▸ WORK INSTRUCTIONS
Only a number is wanted: how many lines in the records below contain "System"?

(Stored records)
• • • • •

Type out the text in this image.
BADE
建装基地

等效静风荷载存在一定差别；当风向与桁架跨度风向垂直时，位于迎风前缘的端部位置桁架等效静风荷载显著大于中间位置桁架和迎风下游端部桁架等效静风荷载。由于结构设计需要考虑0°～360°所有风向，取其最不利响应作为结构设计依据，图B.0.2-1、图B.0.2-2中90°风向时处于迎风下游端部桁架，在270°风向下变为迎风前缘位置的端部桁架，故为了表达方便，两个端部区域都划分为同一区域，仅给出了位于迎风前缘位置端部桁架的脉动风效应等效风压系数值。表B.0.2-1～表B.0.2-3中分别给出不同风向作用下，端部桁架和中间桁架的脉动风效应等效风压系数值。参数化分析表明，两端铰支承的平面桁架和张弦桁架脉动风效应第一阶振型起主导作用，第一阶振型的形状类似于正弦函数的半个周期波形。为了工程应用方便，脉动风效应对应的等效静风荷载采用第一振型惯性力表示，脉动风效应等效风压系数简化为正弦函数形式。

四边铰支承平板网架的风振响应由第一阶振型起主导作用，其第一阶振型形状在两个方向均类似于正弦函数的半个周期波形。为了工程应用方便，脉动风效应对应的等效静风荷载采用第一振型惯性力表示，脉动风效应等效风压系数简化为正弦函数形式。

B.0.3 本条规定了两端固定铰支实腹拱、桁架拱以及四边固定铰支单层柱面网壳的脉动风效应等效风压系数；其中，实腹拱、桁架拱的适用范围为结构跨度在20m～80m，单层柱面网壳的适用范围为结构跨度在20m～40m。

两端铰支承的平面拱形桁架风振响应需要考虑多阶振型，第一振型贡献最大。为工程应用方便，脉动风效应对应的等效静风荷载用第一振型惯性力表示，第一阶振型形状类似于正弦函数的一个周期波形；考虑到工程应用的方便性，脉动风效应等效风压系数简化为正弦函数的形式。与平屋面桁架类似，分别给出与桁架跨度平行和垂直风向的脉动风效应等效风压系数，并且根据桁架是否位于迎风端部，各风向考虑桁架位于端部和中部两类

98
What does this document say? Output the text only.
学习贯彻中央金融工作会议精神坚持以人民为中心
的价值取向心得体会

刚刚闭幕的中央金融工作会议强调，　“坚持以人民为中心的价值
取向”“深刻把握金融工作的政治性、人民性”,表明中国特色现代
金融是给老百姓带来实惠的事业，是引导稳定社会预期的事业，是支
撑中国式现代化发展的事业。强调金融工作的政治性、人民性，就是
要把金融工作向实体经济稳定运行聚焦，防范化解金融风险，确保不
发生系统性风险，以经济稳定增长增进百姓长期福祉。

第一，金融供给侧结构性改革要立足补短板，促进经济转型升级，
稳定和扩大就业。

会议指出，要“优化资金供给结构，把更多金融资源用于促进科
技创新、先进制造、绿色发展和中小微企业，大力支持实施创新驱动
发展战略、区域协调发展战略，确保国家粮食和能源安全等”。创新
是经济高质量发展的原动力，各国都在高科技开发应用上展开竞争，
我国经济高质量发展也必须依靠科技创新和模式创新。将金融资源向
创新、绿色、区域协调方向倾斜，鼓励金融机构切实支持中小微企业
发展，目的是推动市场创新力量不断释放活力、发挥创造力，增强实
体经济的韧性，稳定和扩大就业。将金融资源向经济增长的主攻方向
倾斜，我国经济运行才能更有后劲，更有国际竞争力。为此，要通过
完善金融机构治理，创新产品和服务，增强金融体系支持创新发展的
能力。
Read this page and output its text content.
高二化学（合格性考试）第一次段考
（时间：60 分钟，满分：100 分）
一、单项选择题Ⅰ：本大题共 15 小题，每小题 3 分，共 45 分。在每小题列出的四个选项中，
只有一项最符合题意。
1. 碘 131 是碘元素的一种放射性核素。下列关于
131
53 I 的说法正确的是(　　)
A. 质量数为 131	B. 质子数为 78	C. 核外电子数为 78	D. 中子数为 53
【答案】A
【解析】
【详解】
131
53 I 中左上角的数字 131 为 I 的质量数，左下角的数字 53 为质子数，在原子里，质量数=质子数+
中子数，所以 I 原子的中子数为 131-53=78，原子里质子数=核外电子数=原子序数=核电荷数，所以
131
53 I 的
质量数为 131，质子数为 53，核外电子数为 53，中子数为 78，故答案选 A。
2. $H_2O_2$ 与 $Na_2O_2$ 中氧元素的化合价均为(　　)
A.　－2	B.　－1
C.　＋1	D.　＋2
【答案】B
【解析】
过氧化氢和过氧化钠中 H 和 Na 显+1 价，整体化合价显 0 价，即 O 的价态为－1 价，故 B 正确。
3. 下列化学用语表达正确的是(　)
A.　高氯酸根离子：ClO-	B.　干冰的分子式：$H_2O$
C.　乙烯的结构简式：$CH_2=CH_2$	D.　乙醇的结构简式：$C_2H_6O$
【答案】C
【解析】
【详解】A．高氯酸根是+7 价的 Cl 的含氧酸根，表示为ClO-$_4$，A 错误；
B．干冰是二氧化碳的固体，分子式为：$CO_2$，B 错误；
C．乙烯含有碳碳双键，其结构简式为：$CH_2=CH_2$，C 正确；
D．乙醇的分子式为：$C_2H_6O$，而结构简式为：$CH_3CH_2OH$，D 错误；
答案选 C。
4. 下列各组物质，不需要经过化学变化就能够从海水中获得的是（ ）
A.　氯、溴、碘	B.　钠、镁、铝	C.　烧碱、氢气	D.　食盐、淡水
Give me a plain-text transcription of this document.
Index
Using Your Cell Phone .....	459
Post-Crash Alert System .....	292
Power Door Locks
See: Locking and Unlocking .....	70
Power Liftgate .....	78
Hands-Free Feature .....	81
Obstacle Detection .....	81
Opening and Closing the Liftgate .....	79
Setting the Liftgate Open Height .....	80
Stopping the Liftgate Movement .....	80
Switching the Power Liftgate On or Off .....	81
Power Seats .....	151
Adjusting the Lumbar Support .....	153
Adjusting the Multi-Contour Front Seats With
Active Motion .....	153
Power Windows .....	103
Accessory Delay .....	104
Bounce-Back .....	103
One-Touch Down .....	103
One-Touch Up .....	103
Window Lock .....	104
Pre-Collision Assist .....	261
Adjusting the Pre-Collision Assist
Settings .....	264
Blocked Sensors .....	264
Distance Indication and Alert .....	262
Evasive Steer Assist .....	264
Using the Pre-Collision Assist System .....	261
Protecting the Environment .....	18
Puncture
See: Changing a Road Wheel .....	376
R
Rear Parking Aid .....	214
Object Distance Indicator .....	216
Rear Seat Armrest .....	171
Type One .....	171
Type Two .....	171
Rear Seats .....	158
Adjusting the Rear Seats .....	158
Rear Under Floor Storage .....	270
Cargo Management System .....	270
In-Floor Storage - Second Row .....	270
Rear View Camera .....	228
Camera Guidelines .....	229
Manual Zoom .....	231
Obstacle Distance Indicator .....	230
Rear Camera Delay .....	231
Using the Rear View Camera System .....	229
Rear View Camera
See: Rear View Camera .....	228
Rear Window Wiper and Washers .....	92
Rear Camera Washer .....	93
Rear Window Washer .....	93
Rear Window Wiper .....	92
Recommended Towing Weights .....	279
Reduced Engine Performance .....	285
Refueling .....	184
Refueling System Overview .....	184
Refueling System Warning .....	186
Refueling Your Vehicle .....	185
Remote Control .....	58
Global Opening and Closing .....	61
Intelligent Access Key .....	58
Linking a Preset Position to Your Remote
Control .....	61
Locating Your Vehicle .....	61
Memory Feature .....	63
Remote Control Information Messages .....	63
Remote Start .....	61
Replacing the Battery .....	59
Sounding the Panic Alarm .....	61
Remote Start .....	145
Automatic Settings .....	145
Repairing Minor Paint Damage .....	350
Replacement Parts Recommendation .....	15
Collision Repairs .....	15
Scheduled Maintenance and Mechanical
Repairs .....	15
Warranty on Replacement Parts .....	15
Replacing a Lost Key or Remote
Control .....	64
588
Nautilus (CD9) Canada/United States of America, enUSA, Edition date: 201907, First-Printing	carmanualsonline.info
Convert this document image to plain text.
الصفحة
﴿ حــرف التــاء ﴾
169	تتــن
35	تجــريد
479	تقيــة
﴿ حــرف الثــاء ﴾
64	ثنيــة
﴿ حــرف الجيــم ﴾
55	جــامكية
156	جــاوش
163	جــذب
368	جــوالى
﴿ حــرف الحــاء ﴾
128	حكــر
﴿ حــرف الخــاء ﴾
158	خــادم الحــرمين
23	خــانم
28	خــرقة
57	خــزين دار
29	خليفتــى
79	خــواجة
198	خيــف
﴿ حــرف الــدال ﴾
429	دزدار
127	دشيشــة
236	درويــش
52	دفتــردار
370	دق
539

• • • • •

▸ SOLVED PROBLEM
6